- _Work required_
Go through the records and give each one again exactly.

Data listing:
################

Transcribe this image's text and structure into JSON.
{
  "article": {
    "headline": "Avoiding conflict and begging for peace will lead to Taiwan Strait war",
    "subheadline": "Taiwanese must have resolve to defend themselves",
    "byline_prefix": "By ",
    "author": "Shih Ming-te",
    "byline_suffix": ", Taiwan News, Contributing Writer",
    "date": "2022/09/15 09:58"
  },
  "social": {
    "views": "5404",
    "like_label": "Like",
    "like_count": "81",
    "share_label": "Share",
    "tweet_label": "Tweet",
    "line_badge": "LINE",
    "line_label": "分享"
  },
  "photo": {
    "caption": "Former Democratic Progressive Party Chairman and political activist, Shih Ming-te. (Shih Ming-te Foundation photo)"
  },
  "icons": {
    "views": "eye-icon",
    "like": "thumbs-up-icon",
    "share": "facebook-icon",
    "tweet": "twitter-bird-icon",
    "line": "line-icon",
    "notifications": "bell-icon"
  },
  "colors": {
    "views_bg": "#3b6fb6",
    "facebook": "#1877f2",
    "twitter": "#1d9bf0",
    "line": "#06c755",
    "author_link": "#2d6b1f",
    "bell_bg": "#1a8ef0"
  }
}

################

- _Problem solution_
Transcribe this image's text and structure into JSON.
{
  "article": {
    "headline": "Avoiding conflict and begging for peace will lead to Taiwan Strait war",
    "subheadline": "Taiwanese must have resolve to defend themselves",
    "byline_prefix": "By ",
    "author": "Shih Ming-te",
    "byline_suffix": ", Taiwan News, Contributing Writer",
    "date": "2022/09/15 09:58"
  },
  "social": {
    "views": "5404",
    "like_label": "Like",
    "like_count": "81",
    "share_label": "Share",
    "tweet_label": "Tweet",
    "line_badge": "LINE",
    "line_label": "分享"
  },
  "photo": {
    "caption": "Former Democratic Progressive Party Chairman and political activist, Shih Ming-te. (Shih Ming-te Foundation photo)"
  },
  "icons": {
    "views": "eye-icon",
    "like": "thumbs-up-icon",
    "share": "facebook-icon",
    "tweet": "twitter-bird-icon",
    "line": "line-icon",
    "notifications": "bell-icon"
  },
  "colors": {
    "views_bg": "#3b6fb6",
    "facebook": "#1877f2",
    "twitter": "#1d9bf0",
    "line": "#06c755",
    "author_link": "#2d6b1f",
    "bell_bg": "#1a8ef0"
  }
}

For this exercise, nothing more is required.